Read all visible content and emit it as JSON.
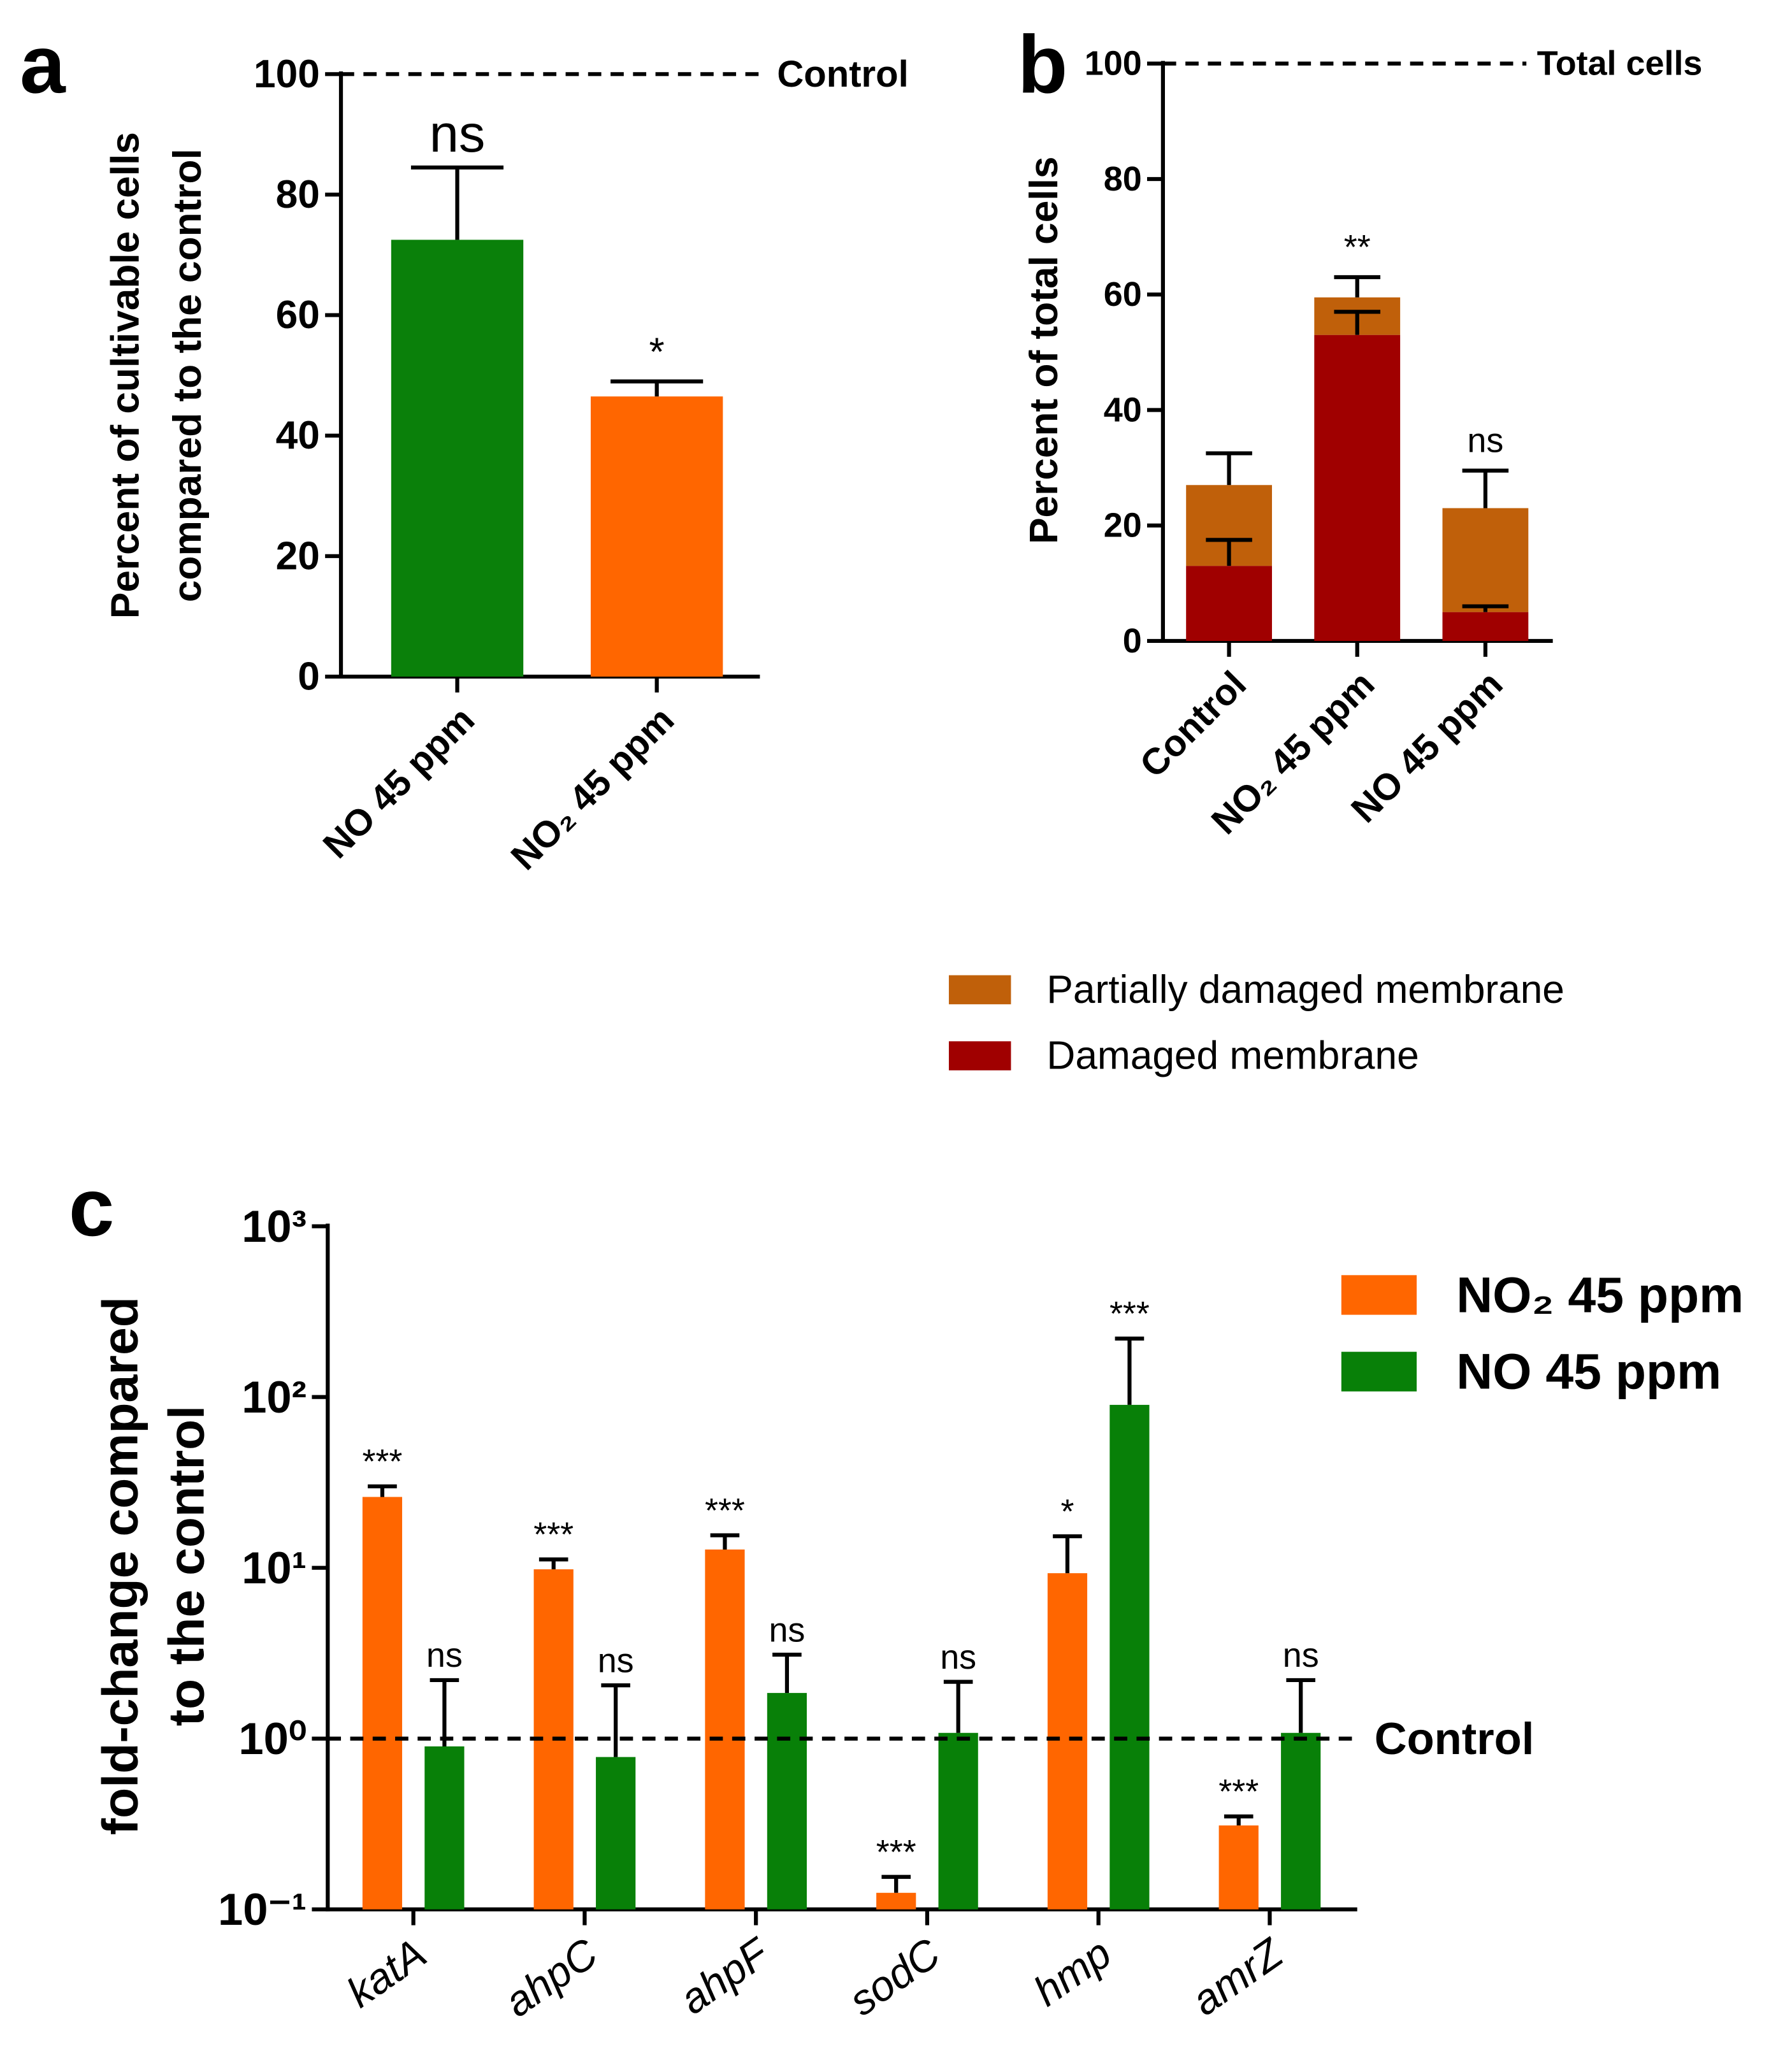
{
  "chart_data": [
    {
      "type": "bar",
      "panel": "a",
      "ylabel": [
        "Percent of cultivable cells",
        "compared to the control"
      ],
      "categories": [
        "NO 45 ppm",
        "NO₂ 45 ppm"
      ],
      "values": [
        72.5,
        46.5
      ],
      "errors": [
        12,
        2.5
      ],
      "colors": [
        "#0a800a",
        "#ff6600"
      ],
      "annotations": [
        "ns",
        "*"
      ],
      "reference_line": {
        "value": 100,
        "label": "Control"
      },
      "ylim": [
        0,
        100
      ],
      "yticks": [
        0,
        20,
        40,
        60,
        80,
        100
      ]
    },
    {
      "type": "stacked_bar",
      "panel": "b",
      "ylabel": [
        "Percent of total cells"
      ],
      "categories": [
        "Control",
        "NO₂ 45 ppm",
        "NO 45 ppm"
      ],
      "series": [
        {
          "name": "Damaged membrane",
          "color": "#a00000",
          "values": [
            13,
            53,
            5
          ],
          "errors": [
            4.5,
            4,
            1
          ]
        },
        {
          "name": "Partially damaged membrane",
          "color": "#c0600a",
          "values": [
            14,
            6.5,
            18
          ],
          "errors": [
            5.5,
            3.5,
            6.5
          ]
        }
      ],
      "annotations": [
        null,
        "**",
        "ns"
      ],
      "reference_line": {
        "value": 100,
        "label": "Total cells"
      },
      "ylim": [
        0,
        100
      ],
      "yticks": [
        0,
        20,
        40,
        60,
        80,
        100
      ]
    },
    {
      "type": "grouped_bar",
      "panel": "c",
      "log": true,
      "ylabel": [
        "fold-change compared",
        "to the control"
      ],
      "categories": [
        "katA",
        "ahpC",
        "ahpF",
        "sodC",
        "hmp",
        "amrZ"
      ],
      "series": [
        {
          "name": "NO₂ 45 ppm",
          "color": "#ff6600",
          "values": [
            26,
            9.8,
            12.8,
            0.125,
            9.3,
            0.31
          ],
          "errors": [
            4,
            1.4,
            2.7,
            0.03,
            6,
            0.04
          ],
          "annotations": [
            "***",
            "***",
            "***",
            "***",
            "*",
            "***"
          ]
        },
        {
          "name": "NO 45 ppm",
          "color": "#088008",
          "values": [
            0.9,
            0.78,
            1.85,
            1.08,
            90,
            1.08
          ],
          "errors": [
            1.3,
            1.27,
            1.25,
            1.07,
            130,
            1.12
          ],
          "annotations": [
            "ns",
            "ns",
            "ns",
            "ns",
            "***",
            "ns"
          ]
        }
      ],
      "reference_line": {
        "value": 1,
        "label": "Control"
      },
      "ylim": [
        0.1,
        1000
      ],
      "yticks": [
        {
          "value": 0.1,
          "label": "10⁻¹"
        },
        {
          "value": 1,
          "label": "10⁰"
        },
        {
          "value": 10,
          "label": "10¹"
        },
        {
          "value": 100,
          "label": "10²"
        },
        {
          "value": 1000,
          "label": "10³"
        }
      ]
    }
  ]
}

• • • • •

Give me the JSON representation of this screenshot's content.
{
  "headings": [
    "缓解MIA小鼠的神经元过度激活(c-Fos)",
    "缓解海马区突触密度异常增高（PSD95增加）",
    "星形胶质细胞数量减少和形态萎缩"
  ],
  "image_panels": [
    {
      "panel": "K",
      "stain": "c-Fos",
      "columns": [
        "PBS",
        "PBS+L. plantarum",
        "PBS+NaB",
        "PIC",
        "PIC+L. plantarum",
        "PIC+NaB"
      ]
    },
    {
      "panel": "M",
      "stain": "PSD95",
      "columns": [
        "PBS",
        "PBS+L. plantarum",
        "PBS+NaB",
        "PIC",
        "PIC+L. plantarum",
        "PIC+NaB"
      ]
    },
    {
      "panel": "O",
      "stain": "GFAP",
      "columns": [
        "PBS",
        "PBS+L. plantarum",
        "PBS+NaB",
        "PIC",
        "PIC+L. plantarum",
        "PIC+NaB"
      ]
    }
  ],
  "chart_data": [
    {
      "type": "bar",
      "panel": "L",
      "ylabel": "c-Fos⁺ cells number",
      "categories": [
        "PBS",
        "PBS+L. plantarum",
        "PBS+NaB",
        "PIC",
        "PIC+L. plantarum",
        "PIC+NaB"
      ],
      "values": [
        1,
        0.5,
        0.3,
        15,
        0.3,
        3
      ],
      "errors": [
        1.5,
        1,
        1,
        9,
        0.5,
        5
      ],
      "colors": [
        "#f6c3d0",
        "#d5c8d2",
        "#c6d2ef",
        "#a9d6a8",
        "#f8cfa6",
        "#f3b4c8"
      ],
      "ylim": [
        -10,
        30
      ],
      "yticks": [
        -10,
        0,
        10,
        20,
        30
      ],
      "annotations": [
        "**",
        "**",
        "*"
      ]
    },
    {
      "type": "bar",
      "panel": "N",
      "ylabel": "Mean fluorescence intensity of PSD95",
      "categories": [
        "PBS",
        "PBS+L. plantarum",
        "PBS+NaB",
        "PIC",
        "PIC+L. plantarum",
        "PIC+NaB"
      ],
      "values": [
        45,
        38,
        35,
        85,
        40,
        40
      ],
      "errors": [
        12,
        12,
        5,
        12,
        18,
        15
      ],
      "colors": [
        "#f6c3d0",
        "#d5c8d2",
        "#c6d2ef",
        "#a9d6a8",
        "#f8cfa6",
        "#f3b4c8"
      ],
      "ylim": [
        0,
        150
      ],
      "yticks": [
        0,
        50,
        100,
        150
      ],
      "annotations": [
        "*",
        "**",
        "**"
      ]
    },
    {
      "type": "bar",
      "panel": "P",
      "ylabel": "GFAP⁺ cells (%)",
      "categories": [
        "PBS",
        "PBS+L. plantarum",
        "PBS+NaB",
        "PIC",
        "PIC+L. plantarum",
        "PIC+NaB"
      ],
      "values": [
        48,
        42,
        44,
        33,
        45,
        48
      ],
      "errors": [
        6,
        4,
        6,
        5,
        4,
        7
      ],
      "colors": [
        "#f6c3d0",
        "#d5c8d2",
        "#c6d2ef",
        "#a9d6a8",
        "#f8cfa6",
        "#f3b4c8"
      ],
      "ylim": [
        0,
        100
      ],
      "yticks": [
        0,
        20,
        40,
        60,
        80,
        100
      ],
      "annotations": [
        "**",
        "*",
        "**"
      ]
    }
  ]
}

• • • • •

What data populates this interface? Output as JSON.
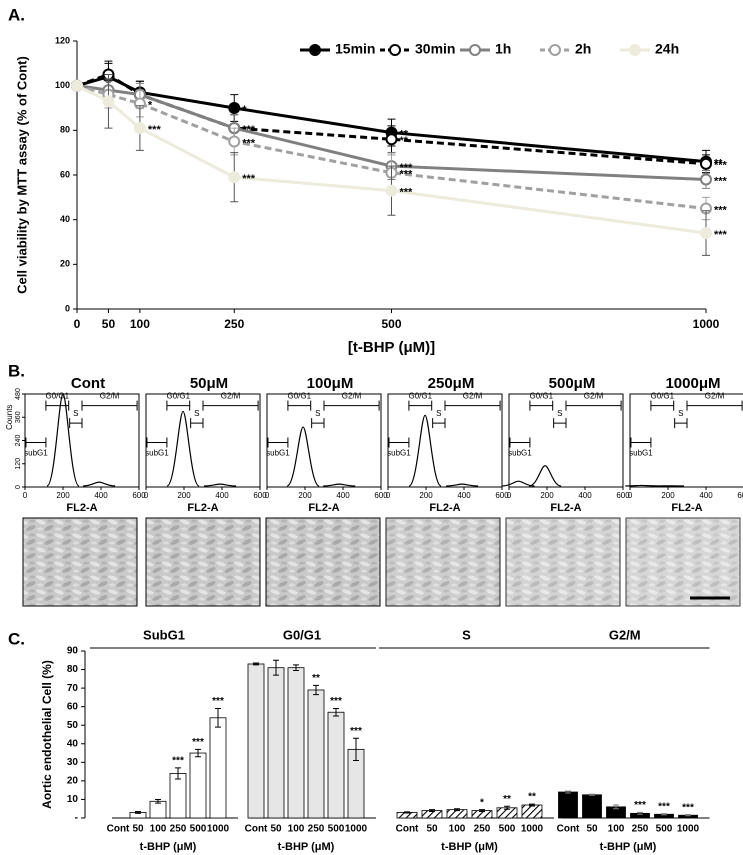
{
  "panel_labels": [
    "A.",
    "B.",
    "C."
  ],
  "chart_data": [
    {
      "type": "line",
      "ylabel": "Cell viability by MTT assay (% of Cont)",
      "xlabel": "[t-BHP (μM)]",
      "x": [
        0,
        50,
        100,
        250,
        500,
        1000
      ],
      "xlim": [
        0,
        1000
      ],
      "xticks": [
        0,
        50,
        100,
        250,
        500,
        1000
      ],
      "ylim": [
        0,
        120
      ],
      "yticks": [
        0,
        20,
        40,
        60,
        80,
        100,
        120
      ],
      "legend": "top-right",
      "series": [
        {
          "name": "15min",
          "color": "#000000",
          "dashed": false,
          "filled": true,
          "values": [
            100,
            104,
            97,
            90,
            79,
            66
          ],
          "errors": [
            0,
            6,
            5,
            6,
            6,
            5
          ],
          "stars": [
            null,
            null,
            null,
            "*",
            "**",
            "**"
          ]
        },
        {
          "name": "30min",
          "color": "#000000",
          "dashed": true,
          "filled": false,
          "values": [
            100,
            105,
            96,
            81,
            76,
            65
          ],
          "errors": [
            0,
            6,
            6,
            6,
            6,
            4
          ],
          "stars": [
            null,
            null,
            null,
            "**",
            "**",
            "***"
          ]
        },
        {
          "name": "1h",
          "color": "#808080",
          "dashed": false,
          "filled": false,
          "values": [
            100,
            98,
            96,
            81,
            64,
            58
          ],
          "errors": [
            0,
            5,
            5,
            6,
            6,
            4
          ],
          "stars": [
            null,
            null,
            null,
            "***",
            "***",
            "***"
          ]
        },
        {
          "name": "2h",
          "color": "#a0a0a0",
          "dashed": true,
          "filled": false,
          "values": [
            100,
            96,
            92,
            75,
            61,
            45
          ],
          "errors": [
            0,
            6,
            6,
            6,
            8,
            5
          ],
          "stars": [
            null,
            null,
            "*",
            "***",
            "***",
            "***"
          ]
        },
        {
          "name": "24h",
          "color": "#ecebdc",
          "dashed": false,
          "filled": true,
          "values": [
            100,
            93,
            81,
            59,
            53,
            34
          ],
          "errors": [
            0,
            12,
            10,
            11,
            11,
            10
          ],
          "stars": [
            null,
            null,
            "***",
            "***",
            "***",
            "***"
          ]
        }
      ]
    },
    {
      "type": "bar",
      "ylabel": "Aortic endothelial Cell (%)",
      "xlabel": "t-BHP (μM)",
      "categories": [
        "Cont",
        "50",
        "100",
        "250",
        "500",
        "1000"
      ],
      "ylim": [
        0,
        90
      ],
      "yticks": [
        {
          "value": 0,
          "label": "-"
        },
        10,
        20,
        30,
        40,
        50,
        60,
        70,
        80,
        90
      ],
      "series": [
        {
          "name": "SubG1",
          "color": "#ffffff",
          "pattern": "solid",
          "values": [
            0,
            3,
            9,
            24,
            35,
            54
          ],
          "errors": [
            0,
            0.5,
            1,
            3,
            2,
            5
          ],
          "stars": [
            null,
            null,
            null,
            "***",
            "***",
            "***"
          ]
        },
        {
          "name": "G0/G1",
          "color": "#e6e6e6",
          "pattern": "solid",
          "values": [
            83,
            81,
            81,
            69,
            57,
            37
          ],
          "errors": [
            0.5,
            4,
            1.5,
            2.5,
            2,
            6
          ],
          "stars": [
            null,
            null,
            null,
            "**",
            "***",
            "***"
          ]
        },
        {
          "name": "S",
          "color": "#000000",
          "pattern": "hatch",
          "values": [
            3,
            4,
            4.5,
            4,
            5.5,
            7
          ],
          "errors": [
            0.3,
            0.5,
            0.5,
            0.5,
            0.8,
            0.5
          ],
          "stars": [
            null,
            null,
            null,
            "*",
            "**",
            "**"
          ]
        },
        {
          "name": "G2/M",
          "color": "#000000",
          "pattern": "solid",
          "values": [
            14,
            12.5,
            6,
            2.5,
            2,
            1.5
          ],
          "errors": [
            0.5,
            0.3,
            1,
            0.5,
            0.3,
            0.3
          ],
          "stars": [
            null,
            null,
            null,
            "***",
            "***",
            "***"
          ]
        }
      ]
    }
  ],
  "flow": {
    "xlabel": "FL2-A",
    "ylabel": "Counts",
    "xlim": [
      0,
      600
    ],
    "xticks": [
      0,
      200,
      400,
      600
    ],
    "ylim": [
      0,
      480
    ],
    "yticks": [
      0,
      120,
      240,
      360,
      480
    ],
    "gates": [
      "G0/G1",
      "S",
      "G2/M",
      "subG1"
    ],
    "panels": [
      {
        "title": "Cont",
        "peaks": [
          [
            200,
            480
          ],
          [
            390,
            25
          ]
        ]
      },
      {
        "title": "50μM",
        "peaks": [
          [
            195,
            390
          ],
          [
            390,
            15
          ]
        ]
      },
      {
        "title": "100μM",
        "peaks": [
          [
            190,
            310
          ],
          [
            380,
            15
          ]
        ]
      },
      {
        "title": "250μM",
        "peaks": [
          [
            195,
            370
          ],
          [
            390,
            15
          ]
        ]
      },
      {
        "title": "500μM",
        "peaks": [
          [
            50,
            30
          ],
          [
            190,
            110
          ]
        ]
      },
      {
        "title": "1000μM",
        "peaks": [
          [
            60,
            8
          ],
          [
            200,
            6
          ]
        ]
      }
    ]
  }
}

• • • • •

§ Work instruction
From the entries above, collect every line with the string "membrane" in it.

§ Task solution
          "name": "Damaged membrane",
          "name": "Partially damaged membrane",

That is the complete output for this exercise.